- WHAT YOU SHOULD DO -
Would you write out the listing verbatim and skip every picture in it?

- AVAILABLE DATA -
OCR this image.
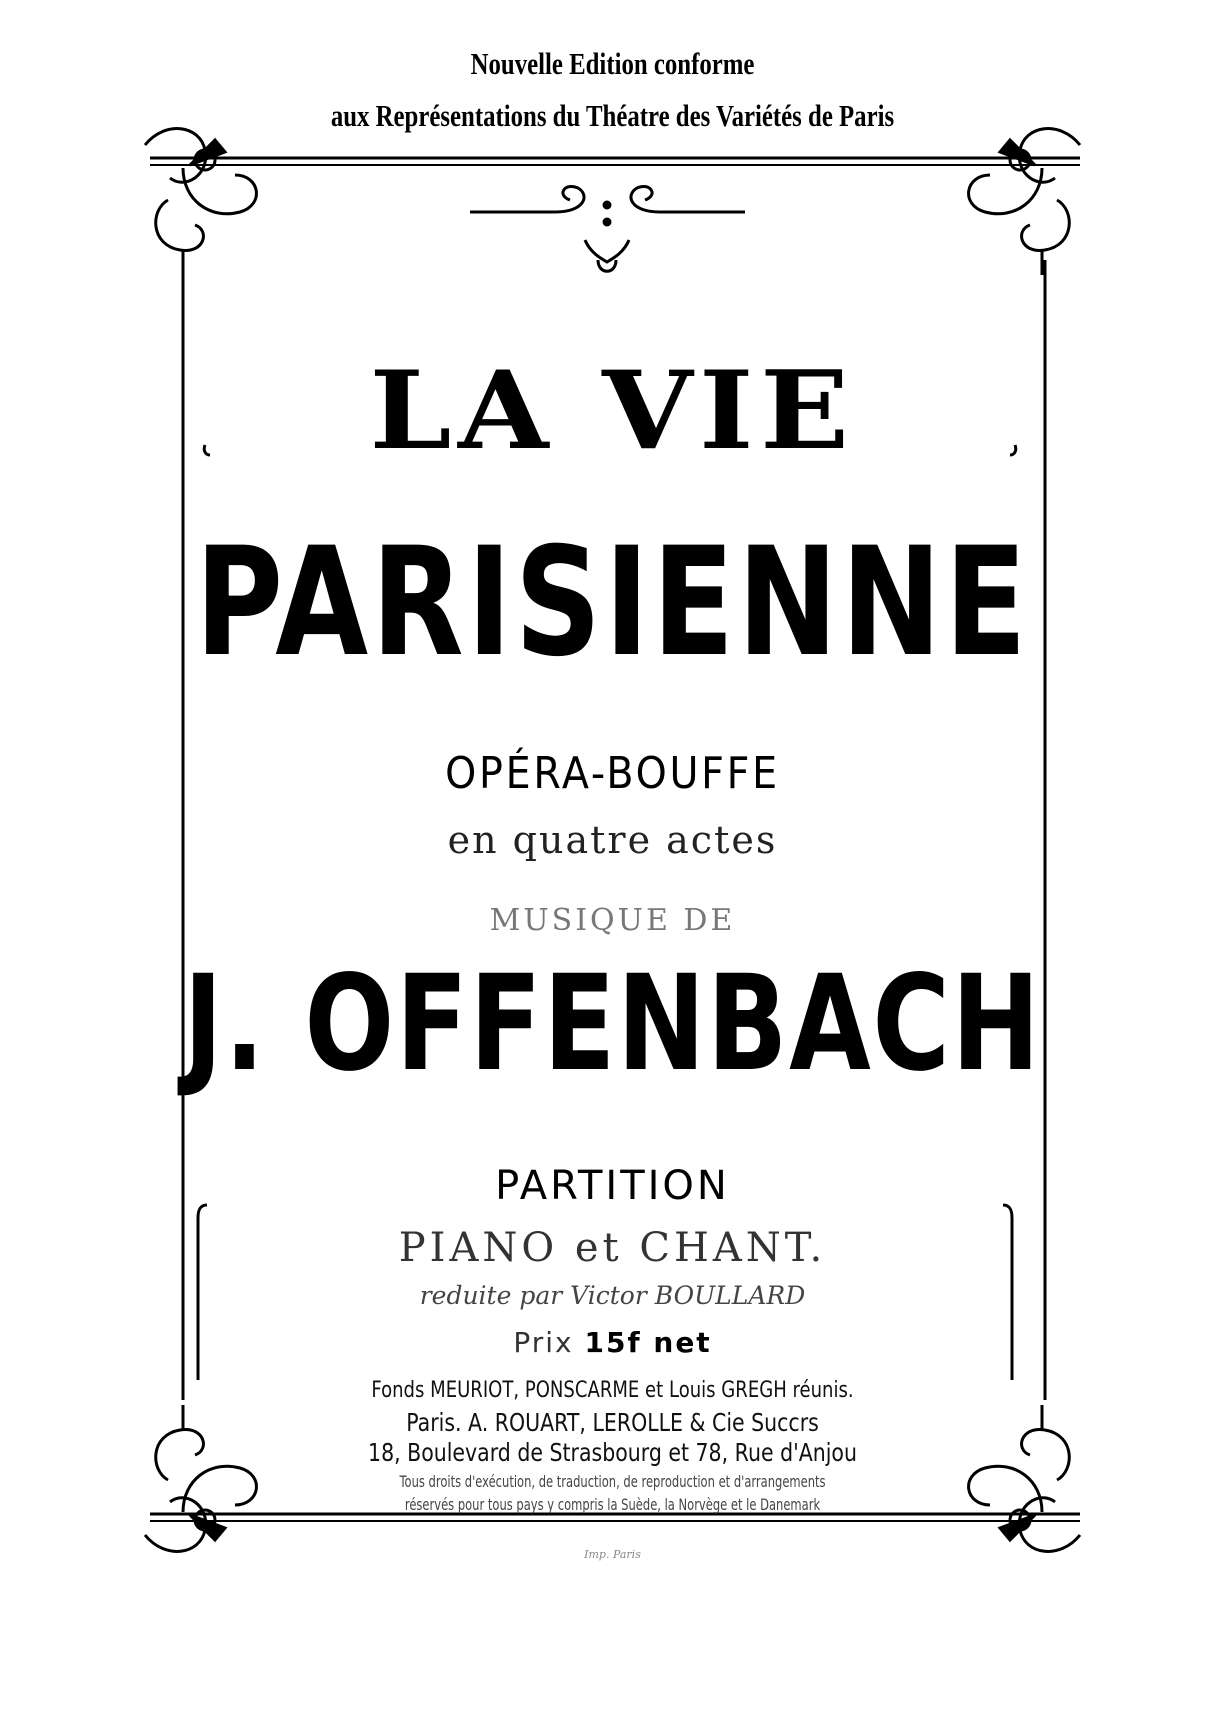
Nouvelle Edition conforme
aux Représentations du Théatre des Variétés de Paris
LA VIE
PARISIENNE
OPÉRA-BOUFFE
en quatre actes
MUSIQUE DE
J. OFFENBACH
PARTITION
PIANO et CHANT.
reduite par Victor BOULLARD
Prix 15f net
Fonds MEURIOT, PONSCARME et Louis GREGH réunis.
Paris. A. ROUART, LEROLLE & Cie Succrs
18, Boulevard de Strasbourg et 78, Rue d'Anjou
Tous droits d'exécution, de traduction, de reproduction et d'arrangements
réservés pour tous pays y compris la Suède, la Norvège et le Danemark
Imp. Paris
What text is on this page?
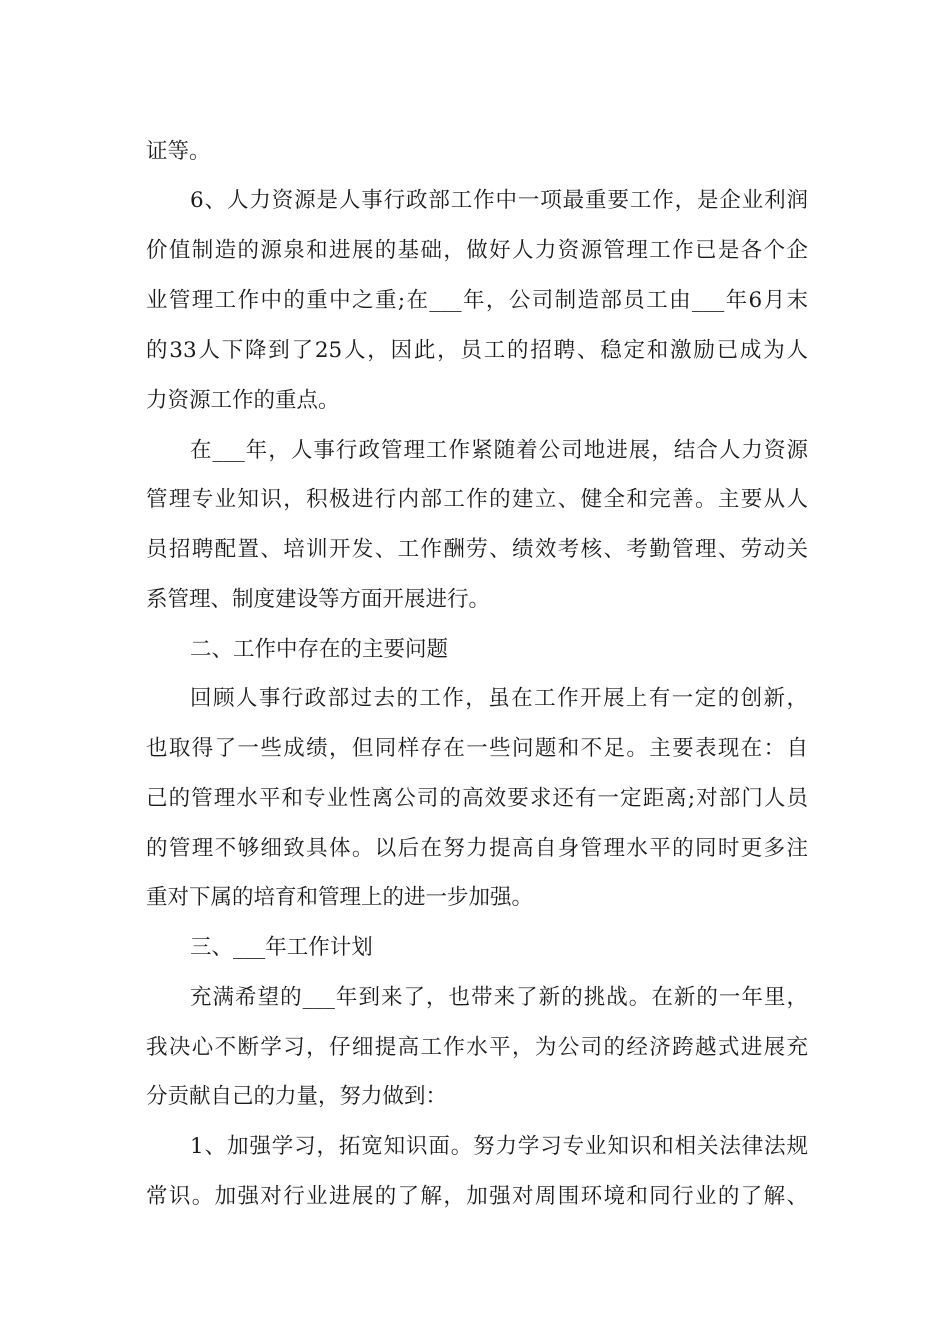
证等。
6、人力资源是人事行政部工作中一项最重要工作，是企业利润
价值制造的源泉和进展的基础，做好人力资源管理工作已是各个企
业管理工作中的重中之重;在___年，公司制造部员工由___年6月末
的33人下降到了25人，因此，员工的招聘、稳定和激励已成为人
力资源工作的重点。
在___年，人事行政管理工作紧随着公司地进展，结合人力资源
管理专业知识，积极进行内部工作的建立、健全和完善。主要从人
员招聘配置、培训开发、工作酬劳、绩效考核、考勤管理、劳动关
系管理、制度建设等方面开展进行。
二、工作中存在的主要问题
回顾人事行政部过去的工作，虽在工作开展上有一定的创新，
也取得了一些成绩，但同样存在一些问题和不足。主要表现在：自
己的管理水平和专业性离公司的高效要求还有一定距离;对部门人员
的管理不够细致具体。以后在努力提高自身管理水平的同时更多注
重对下属的培育和管理上的进一步加强。
三、___年工作计划
充满希望的___年到来了，也带来了新的挑战。在新的一年里，
我决心不断学习，仔细提高工作水平，为公司的经济跨越式进展充
分贡献自己的力量，努力做到：
1、加强学习，拓宽知识面。努力学习专业知识和相关法律法规
常识。加强对行业进展的了解，加强对周围环境和同行业的了解、
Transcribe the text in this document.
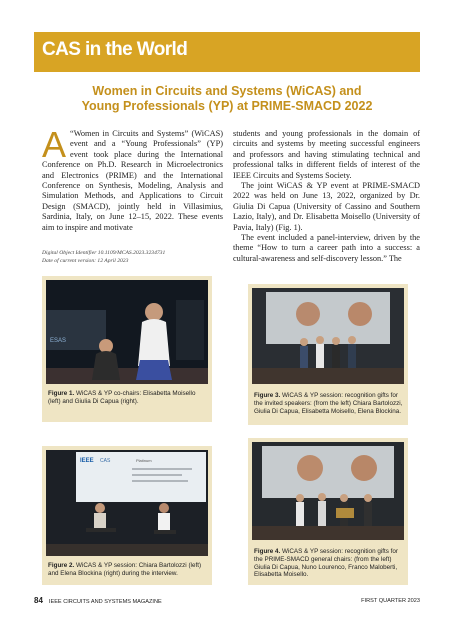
CAS in the World
Women in Circuits and Systems (WiCAS) and
Young Professionals (YP) at PRIME-SMACD 2022
A “Women in Circuits and Systems” (WiCAS) event and a “Young Professionals” (YP) event took place during the International Conference on Ph.D. Research in Microelectronics and Electronics (PRIME) and the International Conference on Synthesis, Modeling, Analysis and Simulation Methods, and Applications to Circuit Design (SMACD), jointly held in Villasimius, Sardinia, Italy, on June 12–15, 2022. These events aim to inspire and motivate
Digital Object Identifier 10.1109/MCAS.2023.3234731
Date of current version: 12 April 2023

students and young professionals in the domain of circuits and systems by meeting successful engineers and professors and having stimulating technical and professional talks in different fields of interest of the IEEE Circuits and Systems Society.

The joint WiCAS & YP event at PRIME-SMACD 2022 was held on June 13, 2022, organized by Dr. Giulia Di Capua (University of Cassino and Southern Lazio, Italy), and Dr. Elisabetta Moisello (University of Pavia, Italy) (Fig. 1).

The event included a panel-interview, driven by the theme “How to turn a career path into a success: a cultural-awareness and self-discovery lesson.” The

ESAS
Figure 1. WiCAS & YP co-chairs: Elisabetta Moisello (left) and Giulia Di Capua (right).
Figure 3. WiCAS & YP session: recognition gifts for the invited speakers: (from the left) Chiara Bartolozzi, Giulia Di Capua, Elisabetta Moisello, Elena Blockina.
IEEE CAS	Platinum
Figure 2. WiCAS & YP session: Chiara Bartolozzi (left) and Elena Blockina (right) during the interview.
Figure 4. WiCAS & YP session: recognition gifts for the PRIME-SMACD general chairs: (from the left) Giulia Di Capua, Nuno Lourenco, Franco Maloberti, Elisabetta Moisello.
84 IEEE CIRCUITS AND SYSTEMS MAGAZINE	FIRST QUARTER 2023
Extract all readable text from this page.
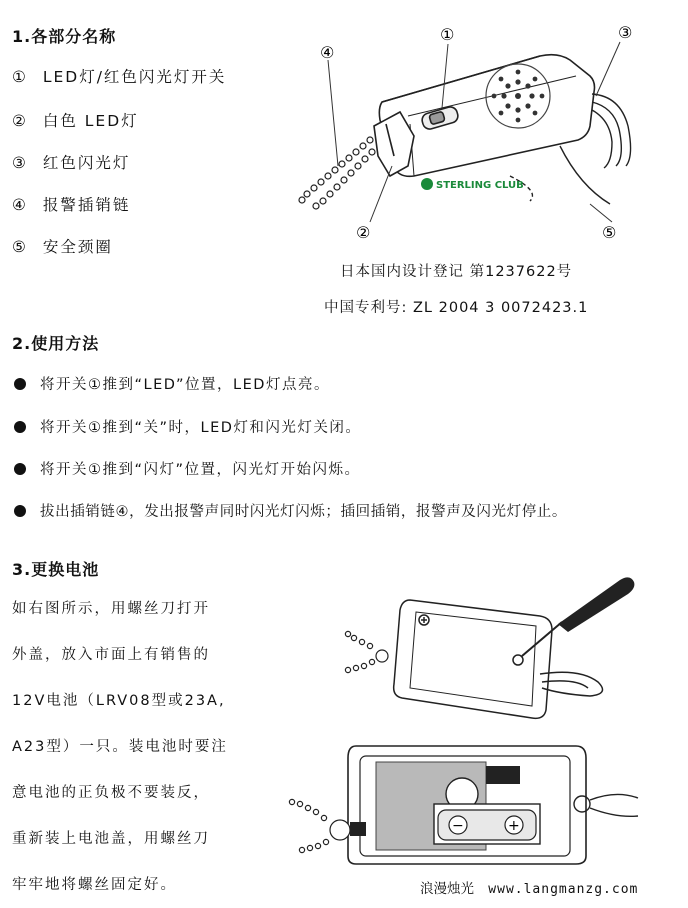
1.各部分名称
① LED灯/红色闪光灯开关
② 白色 LED灯
③ 红色闪光灯
④ 报警插销链
⑤ 安全颈圈
①
④
③
②	⑤
STERLING CLUB
日本国内设计登记 第1237622号
中国专利号: ZL 2004 3 0072423.1
2.使用方法
将开关①推到“LED”位置，LED灯点亮。
将开关①推到“关”时，LED灯和闪光灯关闭。
将开关①推到“闪灯”位置，闪光灯开始闪烁。
拔出插销链④，发出报警声同时闪光灯闪烁；插回插销，报警声及闪光灯停止。
3.更换电池
如右图所示，用螺丝刀打开
外盖，放入市面上有销售的
12V电池（LRV08型或23A,
A23型）一只。装电池时要注
意电池的正负极不要装反，
重新装上电池盖，用螺丝刀
牢牢地将螺丝固定好。
−	+
浪漫烛光 www.langmanzg.com
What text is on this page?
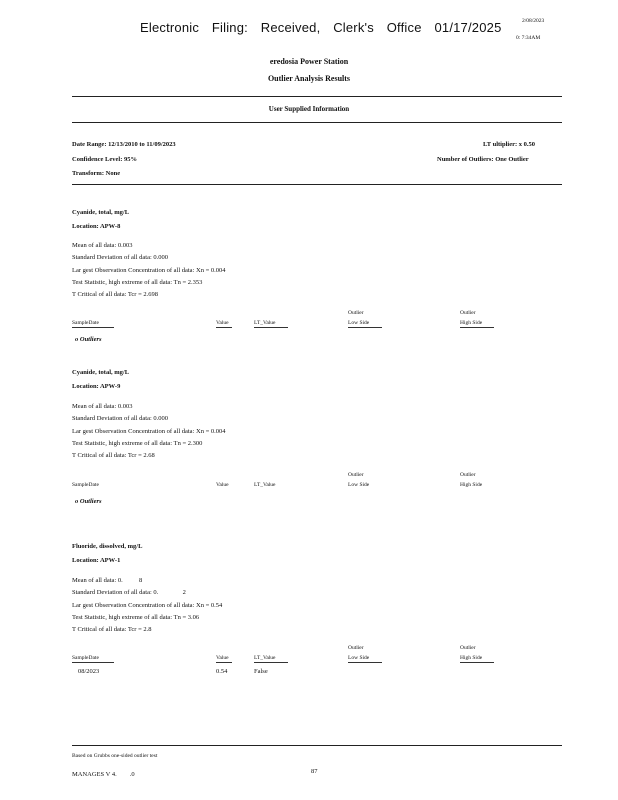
Electronic Filing: Received, Clerk's Office 01/17/2025	2/08/2023
0: 7:34AM
eredosia Power Station
Outlier Analysis Results
User Supplied Information
Date Range: 12/13/2010 to 11/09/2023
Confidence Level: 95%
Transform: None
LT ultiplier: x 0.50
Number of Outliers: One Outlier
Cyanide, total, mg/L
Location: APW-8
Mean of all data: 0.003
Standard Deviation of all data: 0.000
Lar gest Observation Concentration of all data: Xn = 0.004
Test Statistic, high extreme of all data: Tn = 2.353
T Critical of all data: Tcr = 2.698
Outlier	Outlier
SampleDate	Value	LT_Value	Low Side	High Side
o Outliers
Cyanide, total, mg/L
Location: APW-9
Mean of all data: 0.003
Standard Deviation of all data: 0.000
Lar gest Observation Concentration of all data: Xn = 0.004
Test Statistic, high extreme of all data: Tn = 2.300
T Critical of all data: Tcr = 2.68
Outlier	Outlier
SampleDate	Value	LT_Value	Low Side	High Side
o Outliers
Fluoride, dissolved, mg/L
Location: APW-1
Mean of all data: 0.          8
Standard Deviation of all data: 0.               2
Lar gest Observation Concentration of all data: Xn = 0.54
Test Statistic, high extreme of all data: Tn = 3.06
T Critical of all data: Tcr = 2.8
Outlier	Outlier
SampleDate	Value	LT_Value	Low Side	High Side
08/2023	0.54	False
Based on Grubbs one-sided outlier test
MANAGES V 4.        .0	87
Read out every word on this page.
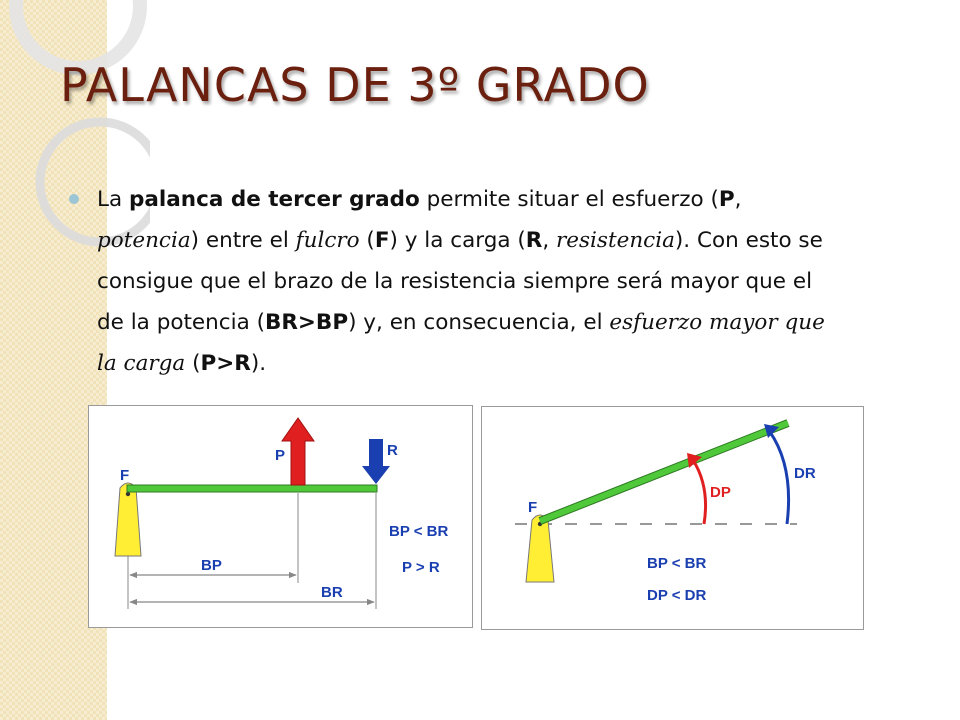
PALANCAS DE 3º GRADO

La palanca de tercer grado permite situar el esfuerzo (P, potencia) entre el fulcro (F) y la carga (R, resistencia). Con esto se consigue que el brazo de la resistencia siempre será mayor que el de la potencia (BR>BP) y, en consecuencia, el esfuerzo mayor que la carga (P>R).

F
P	R
BP
BR
BP < BR
P > R
F
DP
DR
BP < BR
DP < DR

- CORRECT RESPONSE -
OCR this image.
Nouvelle Edition conforme
aux Représentations du Théatre des Variétés de Paris
LA VIE
PARISIENNE
OPÉRA-BOUFFE
en quatre actes
MUSIQUE DE
J. OFFENBACH
PARTITION
PIANO et CHANT.
reduite par Victor BOULLARD
Prix 15f net
Fonds MEURIOT, PONSCARME et Louis GREGH réunis.
Paris. A. ROUART, LEROLLE & Cie Succrs
18, Boulevard de Strasbourg et 78, Rue d'Anjou
Tous droits d'exécution, de traduction, de reproduction et d'arrangements
réservés pour tous pays y compris la Suède, la Norvège et le Danemark
Imp. Paris
What text is on this page?
证等。
6、人力资源是人事行政部工作中一项最重要工作，是企业利润
价值制造的源泉和进展的基础，做好人力资源管理工作已是各个企
业管理工作中的重中之重;在___年，公司制造部员工由___年6月末
的33人下降到了25人，因此，员工的招聘、稳定和激励已成为人
力资源工作的重点。
在___年，人事行政管理工作紧随着公司地进展，结合人力资源
管理专业知识，积极进行内部工作的建立、健全和完善。主要从人
员招聘配置、培训开发、工作酬劳、绩效考核、考勤管理、劳动关
系管理、制度建设等方面开展进行。
二、工作中存在的主要问题
回顾人事行政部过去的工作，虽在工作开展上有一定的创新，
也取得了一些成绩，但同样存在一些问题和不足。主要表现在：自
己的管理水平和专业性离公司的高效要求还有一定距离;对部门人员
的管理不够细致具体。以后在努力提高自身管理水平的同时更多注
重对下属的培育和管理上的进一步加强。
三、___年工作计划
充满希望的___年到来了，也带来了新的挑战。在新的一年里，
我决心不断学习，仔细提高工作水平，为公司的经济跨越式进展充
分贡献自己的力量，努力做到：
1、加强学习，拓宽知识面。努力学习专业知识和相关法律法规
常识。加强对行业进展的了解，加强对周围环境和同行业的了解、
Transcribe the text in this document.
CAS in the World
Women in Circuits and Systems (WiCAS) and
Young Professionals (YP) at PRIME-SMACD 2022
A “Women in Circuits and Systems” (WiCAS) event and a “Young Professionals” (YP) event took place during the International Conference on Ph.D. Research in Microelectronics and Electronics (PRIME) and the International Conference on Synthesis, Modeling, Analysis and Simulation Methods, and Applications to Circuit Design (SMACD), jointly held in Villasimius, Sardinia, Italy, on June 12–15, 2022. These events aim to inspire and motivate
Digital Object Identifier 10.1109/MCAS.2023.3234731
Date of current version: 12 April 2023

students and young professionals in the domain of circuits and systems by meeting successful engineers and professors and having stimulating technical and professional talks in different fields of interest of the IEEE Circuits and Systems Society.

The joint WiCAS & YP event at PRIME-SMACD 2022 was held on June 13, 2022, organized by Dr. Giulia Di Capua (University of Cassino and Southern Lazio, Italy), and Dr. Elisabetta Moisello (University of Pavia, Italy) (Fig. 1).

The event included a panel-interview, driven by the theme “How to turn a career path into a success: a cultural-awareness and self-discovery lesson.” The

ESAS
Figure 1. WiCAS & YP co-chairs: Elisabetta Moisello (left) and Giulia Di Capua (right).
Figure 3. WiCAS & YP session: recognition gifts for the invited speakers: (from the left) Chiara Bartolozzi, Giulia Di Capua, Elisabetta Moisello, Elena Blockina.
IEEE CAS	Platinum
Figure 2. WiCAS & YP session: Chiara Bartolozzi (left) and Elena Blockina (right) during the interview.
Figure 4. WiCAS & YP session: recognition gifts for the PRIME-SMACD general chairs: (from the left) Giulia Di Capua, Nuno Lourenco, Franco Maloberti, Elisabetta Moisello.
84 IEEE CIRCUITS AND SYSTEMS MAGAZINE	FIRST QUARTER 2023
Extract all readable text from this page.
1.各部分名称
① LED灯/红色闪光灯开关
② 白色 LED灯
③ 红色闪光灯
④ 报警插销链
⑤ 安全颈圈
①
④
③
②	⑤
STERLING CLUB
日本国内设计登记 第1237622号
中国专利号: ZL 2004 3 0072423.1
2.使用方法
将开关①推到“LED”位置，LED灯点亮。
将开关①推到“关”时，LED灯和闪光灯关闭。
将开关①推到“闪灯”位置，闪光灯开始闪烁。
拔出插销链④，发出报警声同时闪光灯闪烁；插回插销，报警声及闪光灯停止。
3.更换电池
如右图所示，用螺丝刀打开
外盖，放入市面上有销售的
12V电池（LRV08型或23A,
A23型）一只。装电池时要注
意电池的正负极不要装反，
重新装上电池盖，用螺丝刀
牢牢地将螺丝固定好。
−	+
浪漫烛光 www.langmanzg.com
What text is on this page?
Electronic Filing: Received, Clerk's Office 01/17/2025	2/08/2023
0: 7:34AM
eredosia Power Station
Outlier Analysis Results
User Supplied Information
Date Range: 12/13/2010 to 11/09/2023
Confidence Level: 95%
Transform: None
LT ultiplier: x 0.50
Number of Outliers: One Outlier
Cyanide, total, mg/L
Location: APW-8
Mean of all data: 0.003
Standard Deviation of all data: 0.000
Lar gest Observation Concentration of all data: Xn = 0.004
Test Statistic, high extreme of all data: Tn = 2.353
T Critical of all data: Tcr = 2.698
Outlier	Outlier
SampleDate	Value	LT_Value	Low Side	High Side
o Outliers
Cyanide, total, mg/L
Location: APW-9
Mean of all data: 0.003
Standard Deviation of all data: 0.000
Lar gest Observation Concentration of all data: Xn = 0.004
Test Statistic, high extreme of all data: Tn = 2.300
T Critical of all data: Tcr = 2.68
Outlier	Outlier
SampleDate	Value	LT_Value	Low Side	High Side
o Outliers
Fluoride, dissolved, mg/L
Location: APW-1
Mean of all data: 0.          8
Standard Deviation of all data: 0.               2
Lar gest Observation Concentration of all data: Xn = 0.54
Test Statistic, high extreme of all data: Tn = 3.06
T Critical of all data: Tcr = 2.8
Outlier	Outlier
SampleDate	Value	LT_Value	Low Side	High Side
08/2023	0.54	False
Based on Grubbs one-sided outlier test
MANAGES V 4.        .0	87
Read out every word on this page.
PALANCAS DE 3º GRADO

La palanca de tercer grado permite situar el esfuerzo (P, potencia) entre el fulcro (F) y la carga (R, resistencia). Con esto se consigue que el brazo de la resistencia siempre será mayor que el de la potencia (BR>BP) y, en consecuencia, el esfuerzo mayor que la carga (P>R).

F
P	R
BP
BR
BP < BR
P > R
F
DP
DR
BP < BR
DP < DR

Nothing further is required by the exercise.